** START OF Extracted information **

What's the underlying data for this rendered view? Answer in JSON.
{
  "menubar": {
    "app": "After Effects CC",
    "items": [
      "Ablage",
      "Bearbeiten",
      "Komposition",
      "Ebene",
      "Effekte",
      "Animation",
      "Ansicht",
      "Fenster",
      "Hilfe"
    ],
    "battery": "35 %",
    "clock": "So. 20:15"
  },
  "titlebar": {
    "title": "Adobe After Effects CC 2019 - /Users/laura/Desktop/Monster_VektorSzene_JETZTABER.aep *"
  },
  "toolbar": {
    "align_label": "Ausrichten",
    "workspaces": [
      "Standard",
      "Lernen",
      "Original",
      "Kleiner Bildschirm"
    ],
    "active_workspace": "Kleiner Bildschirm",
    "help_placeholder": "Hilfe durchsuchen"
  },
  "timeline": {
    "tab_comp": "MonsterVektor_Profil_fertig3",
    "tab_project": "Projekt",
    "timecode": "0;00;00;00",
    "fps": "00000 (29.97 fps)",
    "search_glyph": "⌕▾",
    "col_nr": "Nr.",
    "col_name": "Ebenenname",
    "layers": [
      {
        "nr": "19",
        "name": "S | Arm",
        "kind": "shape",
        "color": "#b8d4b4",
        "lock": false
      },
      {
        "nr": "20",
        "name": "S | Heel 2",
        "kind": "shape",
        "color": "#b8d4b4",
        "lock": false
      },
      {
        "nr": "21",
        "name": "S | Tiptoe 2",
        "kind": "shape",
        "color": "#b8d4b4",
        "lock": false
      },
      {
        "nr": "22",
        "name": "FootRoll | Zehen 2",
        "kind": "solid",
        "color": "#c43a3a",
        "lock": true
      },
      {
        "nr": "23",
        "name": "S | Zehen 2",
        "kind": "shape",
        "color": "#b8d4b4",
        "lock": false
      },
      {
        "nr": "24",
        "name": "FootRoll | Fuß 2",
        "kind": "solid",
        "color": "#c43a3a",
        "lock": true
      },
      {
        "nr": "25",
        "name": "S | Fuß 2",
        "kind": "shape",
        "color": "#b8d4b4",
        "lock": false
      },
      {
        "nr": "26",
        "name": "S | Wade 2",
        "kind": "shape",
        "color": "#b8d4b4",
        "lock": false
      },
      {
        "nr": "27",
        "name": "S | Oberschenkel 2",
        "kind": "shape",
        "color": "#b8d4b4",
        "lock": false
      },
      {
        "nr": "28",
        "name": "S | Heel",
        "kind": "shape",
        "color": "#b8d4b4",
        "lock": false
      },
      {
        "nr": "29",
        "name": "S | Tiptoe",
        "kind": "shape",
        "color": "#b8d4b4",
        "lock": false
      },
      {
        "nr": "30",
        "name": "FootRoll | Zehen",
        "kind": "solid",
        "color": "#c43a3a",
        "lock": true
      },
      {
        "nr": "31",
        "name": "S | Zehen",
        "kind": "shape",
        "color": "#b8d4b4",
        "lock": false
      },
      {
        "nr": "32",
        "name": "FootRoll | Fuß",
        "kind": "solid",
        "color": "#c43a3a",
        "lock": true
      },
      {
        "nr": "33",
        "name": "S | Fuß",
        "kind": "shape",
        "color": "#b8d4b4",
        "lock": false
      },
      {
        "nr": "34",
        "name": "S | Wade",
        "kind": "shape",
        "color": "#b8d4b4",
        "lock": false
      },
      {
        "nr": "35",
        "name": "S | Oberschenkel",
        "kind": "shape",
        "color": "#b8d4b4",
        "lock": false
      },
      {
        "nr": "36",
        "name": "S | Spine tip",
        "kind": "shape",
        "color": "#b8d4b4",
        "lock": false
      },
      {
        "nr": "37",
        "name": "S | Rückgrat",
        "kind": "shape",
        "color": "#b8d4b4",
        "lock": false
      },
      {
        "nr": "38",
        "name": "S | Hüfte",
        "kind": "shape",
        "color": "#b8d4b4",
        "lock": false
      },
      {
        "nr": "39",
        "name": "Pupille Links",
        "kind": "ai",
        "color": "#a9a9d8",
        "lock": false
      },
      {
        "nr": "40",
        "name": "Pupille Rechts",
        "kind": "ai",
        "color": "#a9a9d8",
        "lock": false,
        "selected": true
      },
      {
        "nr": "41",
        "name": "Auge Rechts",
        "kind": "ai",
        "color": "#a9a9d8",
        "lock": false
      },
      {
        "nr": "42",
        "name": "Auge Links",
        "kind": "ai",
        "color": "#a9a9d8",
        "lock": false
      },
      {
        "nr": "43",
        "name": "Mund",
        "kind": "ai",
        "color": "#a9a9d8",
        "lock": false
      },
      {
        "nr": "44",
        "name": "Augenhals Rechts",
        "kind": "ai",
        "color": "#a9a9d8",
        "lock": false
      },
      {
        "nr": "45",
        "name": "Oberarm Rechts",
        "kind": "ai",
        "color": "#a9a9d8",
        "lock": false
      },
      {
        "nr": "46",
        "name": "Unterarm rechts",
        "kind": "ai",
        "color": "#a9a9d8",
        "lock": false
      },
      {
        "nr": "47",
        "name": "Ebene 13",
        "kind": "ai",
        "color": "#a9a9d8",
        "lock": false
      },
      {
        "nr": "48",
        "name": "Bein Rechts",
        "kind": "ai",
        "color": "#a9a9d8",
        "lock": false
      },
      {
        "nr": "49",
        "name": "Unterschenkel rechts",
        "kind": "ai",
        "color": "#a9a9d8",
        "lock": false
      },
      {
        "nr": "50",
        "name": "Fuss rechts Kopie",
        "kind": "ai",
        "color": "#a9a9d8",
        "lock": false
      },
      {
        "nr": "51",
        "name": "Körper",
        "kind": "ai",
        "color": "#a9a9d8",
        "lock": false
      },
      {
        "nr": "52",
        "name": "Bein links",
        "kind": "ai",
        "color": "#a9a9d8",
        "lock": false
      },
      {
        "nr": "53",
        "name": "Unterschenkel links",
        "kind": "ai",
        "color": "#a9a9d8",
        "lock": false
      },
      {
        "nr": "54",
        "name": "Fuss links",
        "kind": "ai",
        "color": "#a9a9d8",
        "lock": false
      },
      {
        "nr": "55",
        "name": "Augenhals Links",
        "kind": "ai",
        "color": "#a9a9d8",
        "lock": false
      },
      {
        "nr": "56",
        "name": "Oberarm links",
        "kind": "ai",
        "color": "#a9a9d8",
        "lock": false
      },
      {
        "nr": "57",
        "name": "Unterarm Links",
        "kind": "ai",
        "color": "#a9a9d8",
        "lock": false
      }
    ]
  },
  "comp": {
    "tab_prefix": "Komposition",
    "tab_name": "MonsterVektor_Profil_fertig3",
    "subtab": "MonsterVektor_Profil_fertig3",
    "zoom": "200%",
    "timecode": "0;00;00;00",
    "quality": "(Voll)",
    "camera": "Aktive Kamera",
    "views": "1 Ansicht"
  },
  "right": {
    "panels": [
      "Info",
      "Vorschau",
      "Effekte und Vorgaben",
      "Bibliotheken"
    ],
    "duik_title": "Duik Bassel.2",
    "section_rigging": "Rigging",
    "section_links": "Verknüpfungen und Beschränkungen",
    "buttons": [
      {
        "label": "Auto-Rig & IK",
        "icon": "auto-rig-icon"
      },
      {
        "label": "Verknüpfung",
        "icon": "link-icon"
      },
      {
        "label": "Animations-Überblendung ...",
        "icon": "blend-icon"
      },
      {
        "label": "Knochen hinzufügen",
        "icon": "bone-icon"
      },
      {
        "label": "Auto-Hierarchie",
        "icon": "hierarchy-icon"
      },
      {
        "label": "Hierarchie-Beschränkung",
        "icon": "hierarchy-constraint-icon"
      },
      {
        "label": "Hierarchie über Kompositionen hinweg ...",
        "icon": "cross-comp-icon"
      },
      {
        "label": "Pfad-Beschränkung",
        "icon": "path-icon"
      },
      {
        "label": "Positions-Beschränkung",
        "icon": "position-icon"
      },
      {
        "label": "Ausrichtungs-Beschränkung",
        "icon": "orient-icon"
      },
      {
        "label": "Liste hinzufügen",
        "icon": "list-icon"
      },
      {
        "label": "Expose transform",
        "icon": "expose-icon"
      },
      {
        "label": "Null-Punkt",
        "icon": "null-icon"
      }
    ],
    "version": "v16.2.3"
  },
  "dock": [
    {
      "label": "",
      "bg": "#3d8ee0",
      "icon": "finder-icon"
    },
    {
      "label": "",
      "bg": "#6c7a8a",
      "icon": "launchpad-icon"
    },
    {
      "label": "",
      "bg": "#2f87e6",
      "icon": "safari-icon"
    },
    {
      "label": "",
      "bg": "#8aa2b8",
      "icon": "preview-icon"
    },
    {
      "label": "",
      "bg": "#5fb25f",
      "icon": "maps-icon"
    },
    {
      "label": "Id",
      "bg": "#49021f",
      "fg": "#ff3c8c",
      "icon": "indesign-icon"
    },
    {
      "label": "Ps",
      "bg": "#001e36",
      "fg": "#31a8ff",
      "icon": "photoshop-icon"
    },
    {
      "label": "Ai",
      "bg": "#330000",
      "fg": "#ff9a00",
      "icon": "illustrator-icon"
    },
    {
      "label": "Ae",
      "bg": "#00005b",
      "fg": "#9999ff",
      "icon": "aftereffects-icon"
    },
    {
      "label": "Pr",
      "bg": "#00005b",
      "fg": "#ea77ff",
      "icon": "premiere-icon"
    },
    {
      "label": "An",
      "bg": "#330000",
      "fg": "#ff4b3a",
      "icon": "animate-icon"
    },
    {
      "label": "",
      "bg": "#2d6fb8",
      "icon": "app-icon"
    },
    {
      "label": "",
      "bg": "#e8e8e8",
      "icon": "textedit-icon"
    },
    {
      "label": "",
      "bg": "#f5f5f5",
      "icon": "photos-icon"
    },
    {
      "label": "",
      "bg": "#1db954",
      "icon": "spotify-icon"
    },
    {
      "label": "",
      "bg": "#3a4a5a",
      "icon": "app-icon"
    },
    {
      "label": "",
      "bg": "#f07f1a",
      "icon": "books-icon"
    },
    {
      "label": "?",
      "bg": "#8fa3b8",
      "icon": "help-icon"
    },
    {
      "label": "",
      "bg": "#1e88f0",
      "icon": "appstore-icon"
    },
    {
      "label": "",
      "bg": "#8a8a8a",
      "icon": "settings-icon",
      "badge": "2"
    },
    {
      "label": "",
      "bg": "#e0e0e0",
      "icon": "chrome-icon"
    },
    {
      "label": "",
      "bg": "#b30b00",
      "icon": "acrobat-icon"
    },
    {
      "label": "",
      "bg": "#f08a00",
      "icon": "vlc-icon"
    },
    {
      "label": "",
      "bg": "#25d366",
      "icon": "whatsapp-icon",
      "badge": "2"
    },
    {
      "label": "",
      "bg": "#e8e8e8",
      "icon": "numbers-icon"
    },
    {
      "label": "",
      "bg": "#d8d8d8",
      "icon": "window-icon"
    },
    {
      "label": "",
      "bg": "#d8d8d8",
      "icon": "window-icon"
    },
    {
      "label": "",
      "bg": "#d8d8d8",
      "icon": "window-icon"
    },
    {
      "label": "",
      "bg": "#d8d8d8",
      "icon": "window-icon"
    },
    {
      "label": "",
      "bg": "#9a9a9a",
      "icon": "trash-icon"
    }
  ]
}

** END OF Extracted information **

Scan the listing above for the word "Pupille" and show each line where it is found.

        "name": "Pupille Links",
        "name": "Pupille Rechts",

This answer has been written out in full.